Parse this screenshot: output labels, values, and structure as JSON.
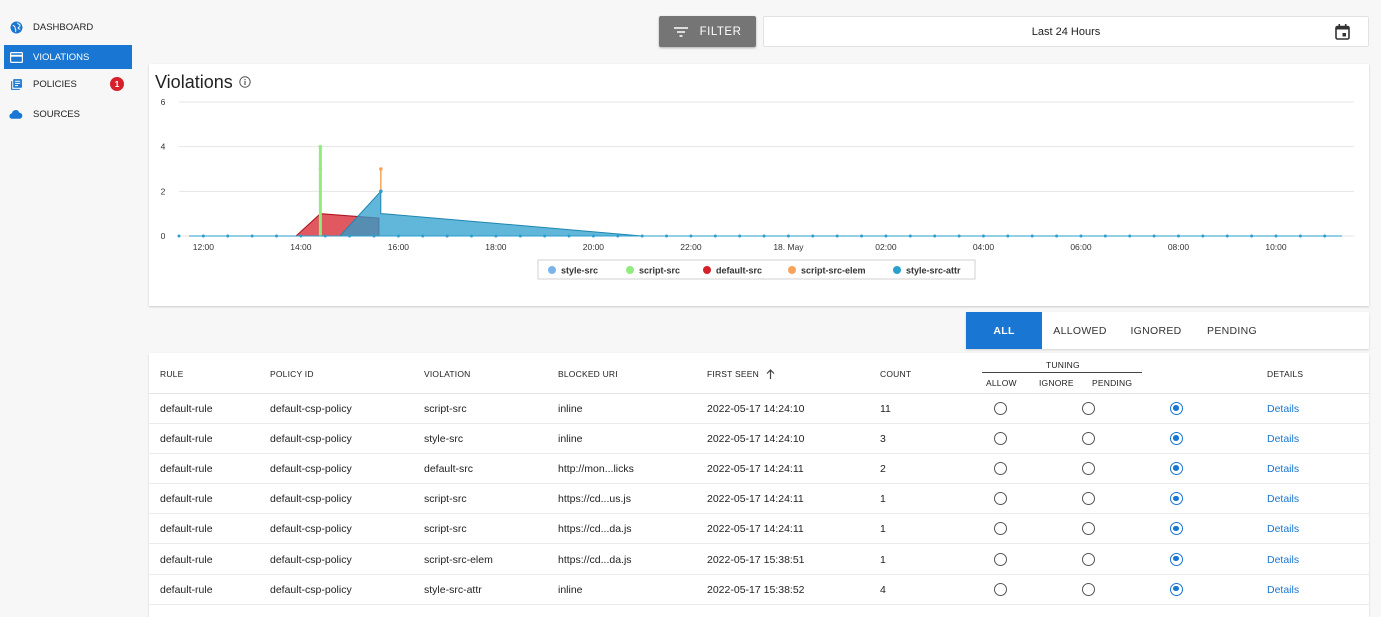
{
  "sidebar": {
    "items": [
      {
        "label": "DASHBOARD",
        "icon": "globe-icon",
        "active": false
      },
      {
        "label": "VIOLATIONS",
        "icon": "credit-card-icon",
        "active": true
      },
      {
        "label": "POLICIES",
        "icon": "library-books-icon",
        "active": false,
        "badge": "1"
      },
      {
        "label": "SOURCES",
        "icon": "cloud-icon",
        "active": false
      }
    ]
  },
  "toolbar": {
    "filter_label": "FILTER",
    "date_range": "Last 24 Hours"
  },
  "chart_title": "Violations",
  "chart_data": {
    "type": "area",
    "title": "Violations",
    "yticks": [
      0,
      2,
      4,
      6
    ],
    "ylim": [
      0,
      6
    ],
    "xticks": [
      "12:00",
      "14:00",
      "16:00",
      "18:00",
      "20:00",
      "22:00",
      "18. May",
      "02:00",
      "04:00",
      "06:00",
      "08:00",
      "10:00"
    ],
    "x_range_hours": [
      11.5,
      35.6
    ],
    "grid": true,
    "legend_position": "bottom",
    "series": [
      {
        "name": "style-src",
        "color": "#7cb5ec",
        "points": [
          [
            14.4,
            3
          ]
        ]
      },
      {
        "name": "script-src",
        "color": "#90ed7d",
        "points": [
          [
            14.4,
            4
          ],
          [
            14.4,
            3
          ]
        ]
      },
      {
        "name": "default-src",
        "color": "#d6202b",
        "points": [
          [
            13.9,
            0
          ],
          [
            14.4,
            1
          ],
          [
            15.6,
            0.8
          ]
        ]
      },
      {
        "name": "script-src-elem",
        "color": "#f7a35c",
        "points": [
          [
            15.64,
            3
          ]
        ]
      },
      {
        "name": "style-src-attr",
        "color": "#2b9fce",
        "points": [
          [
            14.8,
            0
          ],
          [
            15.64,
            2
          ],
          [
            15.7,
            1
          ],
          [
            21.0,
            0
          ]
        ]
      }
    ]
  },
  "tabs": [
    {
      "label": "ALL",
      "active": true
    },
    {
      "label": "ALLOWED",
      "active": false
    },
    {
      "label": "IGNORED",
      "active": false
    },
    {
      "label": "PENDING",
      "active": false
    }
  ],
  "table": {
    "headers": {
      "rule": "RULE",
      "policy_id": "POLICY ID",
      "violation": "VIOLATION",
      "blocked_uri": "BLOCKED URI",
      "first_seen": "FIRST SEEN",
      "count": "COUNT",
      "tuning": "TUNING",
      "allow": "ALLOW",
      "ignore": "IGNORE",
      "pending": "PENDING",
      "details": "DETAILS"
    },
    "rows": [
      {
        "rule": "default-rule",
        "policy_id": "default-csp-policy",
        "violation": "script-src",
        "blocked_uri": "inline",
        "first_seen": "2022-05-17 14:24:10",
        "count": "11",
        "tuning": "pending",
        "details": "Details"
      },
      {
        "rule": "default-rule",
        "policy_id": "default-csp-policy",
        "violation": "style-src",
        "blocked_uri": "inline",
        "first_seen": "2022-05-17 14:24:10",
        "count": "3",
        "tuning": "pending",
        "details": "Details"
      },
      {
        "rule": "default-rule",
        "policy_id": "default-csp-policy",
        "violation": "default-src",
        "blocked_uri": "http://mon...licks",
        "first_seen": "2022-05-17 14:24:11",
        "count": "2",
        "tuning": "pending",
        "details": "Details"
      },
      {
        "rule": "default-rule",
        "policy_id": "default-csp-policy",
        "violation": "script-src",
        "blocked_uri": "https://cd...us.js",
        "first_seen": "2022-05-17 14:24:11",
        "count": "1",
        "tuning": "pending",
        "details": "Details"
      },
      {
        "rule": "default-rule",
        "policy_id": "default-csp-policy",
        "violation": "script-src",
        "blocked_uri": "https://cd...da.js",
        "first_seen": "2022-05-17 14:24:11",
        "count": "1",
        "tuning": "pending",
        "details": "Details"
      },
      {
        "rule": "default-rule",
        "policy_id": "default-csp-policy",
        "violation": "script-src-elem",
        "blocked_uri": "https://cd...da.js",
        "first_seen": "2022-05-17 15:38:51",
        "count": "1",
        "tuning": "pending",
        "details": "Details"
      },
      {
        "rule": "default-rule",
        "policy_id": "default-csp-policy",
        "violation": "style-src-attr",
        "blocked_uri": "inline",
        "first_seen": "2022-05-17 15:38:52",
        "count": "4",
        "tuning": "pending",
        "details": "Details"
      }
    ]
  },
  "colors": {
    "accent": "#1976d2",
    "badge": "#d6202b",
    "filter_button": "#757575"
  }
}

○ ○ ○

*Instruction*: Leave out the pictures and repeat everything else in the records exactly.

*Solved exercise*:
Parse this screenshot: output labels, values, and structure as JSON.
{
  "sidebar": {
    "items": [
      {
        "label": "DASHBOARD",
        "icon": "globe-icon",
        "active": false
      },
      {
        "label": "VIOLATIONS",
        "icon": "credit-card-icon",
        "active": true
      },
      {
        "label": "POLICIES",
        "icon": "library-books-icon",
        "active": false,
        "badge": "1"
      },
      {
        "label": "SOURCES",
        "icon": "cloud-icon",
        "active": false
      }
    ]
  },
  "toolbar": {
    "filter_label": "FILTER",
    "date_range": "Last 24 Hours"
  },
  "chart_title": "Violations",
  "chart_data": {
    "type": "area",
    "title": "Violations",
    "yticks": [
      0,
      2,
      4,
      6
    ],
    "ylim": [
      0,
      6
    ],
    "xticks": [
      "12:00",
      "14:00",
      "16:00",
      "18:00",
      "20:00",
      "22:00",
      "18. May",
      "02:00",
      "04:00",
      "06:00",
      "08:00",
      "10:00"
    ],
    "x_range_hours": [
      11.5,
      35.6
    ],
    "grid": true,
    "legend_position": "bottom",
    "series": [
      {
        "name": "style-src",
        "color": "#7cb5ec",
        "points": [
          [
            14.4,
            3
          ]
        ]
      },
      {
        "name": "script-src",
        "color": "#90ed7d",
        "points": [
          [
            14.4,
            4
          ],
          [
            14.4,
            3
          ]
        ]
      },
      {
        "name": "default-src",
        "color": "#d6202b",
        "points": [
          [
            13.9,
            0
          ],
          [
            14.4,
            1
          ],
          [
            15.6,
            0.8
          ]
        ]
      },
      {
        "name": "script-src-elem",
        "color": "#f7a35c",
        "points": [
          [
            15.64,
            3
          ]
        ]
      },
      {
        "name": "style-src-attr",
        "color": "#2b9fce",
        "points": [
          [
            14.8,
            0
          ],
          [
            15.64,
            2
          ],
          [
            15.7,
            1
          ],
          [
            21.0,
            0
          ]
        ]
      }
    ]
  },
  "tabs": [
    {
      "label": "ALL",
      "active": true
    },
    {
      "label": "ALLOWED",
      "active": false
    },
    {
      "label": "IGNORED",
      "active": false
    },
    {
      "label": "PENDING",
      "active": false
    }
  ],
  "table": {
    "headers": {
      "rule": "RULE",
      "policy_id": "POLICY ID",
      "violation": "VIOLATION",
      "blocked_uri": "BLOCKED URI",
      "first_seen": "FIRST SEEN",
      "count": "COUNT",
      "tuning": "TUNING",
      "allow": "ALLOW",
      "ignore": "IGNORE",
      "pending": "PENDING",
      "details": "DETAILS"
    },
    "rows": [
      {
        "rule": "default-rule",
        "policy_id": "default-csp-policy",
        "violation": "script-src",
        "blocked_uri": "inline",
        "first_seen": "2022-05-17 14:24:10",
        "count": "11",
        "tuning": "pending",
        "details": "Details"
      },
      {
        "rule": "default-rule",
        "policy_id": "default-csp-policy",
        "violation": "style-src",
        "blocked_uri": "inline",
        "first_seen": "2022-05-17 14:24:10",
        "count": "3",
        "tuning": "pending",
        "details": "Details"
      },
      {
        "rule": "default-rule",
        "policy_id": "default-csp-policy",
        "violation": "default-src",
        "blocked_uri": "http://mon...licks",
        "first_seen": "2022-05-17 14:24:11",
        "count": "2",
        "tuning": "pending",
        "details": "Details"
      },
      {
        "rule": "default-rule",
        "policy_id": "default-csp-policy",
        "violation": "script-src",
        "blocked_uri": "https://cd...us.js",
        "first_seen": "2022-05-17 14:24:11",
        "count": "1",
        "tuning": "pending",
        "details": "Details"
      },
      {
        "rule": "default-rule",
        "policy_id": "default-csp-policy",
        "violation": "script-src",
        "blocked_uri": "https://cd...da.js",
        "first_seen": "2022-05-17 14:24:11",
        "count": "1",
        "tuning": "pending",
        "details": "Details"
      },
      {
        "rule": "default-rule",
        "policy_id": "default-csp-policy",
        "violation": "script-src-elem",
        "blocked_uri": "https://cd...da.js",
        "first_seen": "2022-05-17 15:38:51",
        "count": "1",
        "tuning": "pending",
        "details": "Details"
      },
      {
        "rule": "default-rule",
        "policy_id": "default-csp-policy",
        "violation": "style-src-attr",
        "blocked_uri": "inline",
        "first_seen": "2022-05-17 15:38:52",
        "count": "4",
        "tuning": "pending",
        "details": "Details"
      }
    ]
  },
  "colors": {
    "accent": "#1976d2",
    "badge": "#d6202b",
    "filter_button": "#757575"
  }
}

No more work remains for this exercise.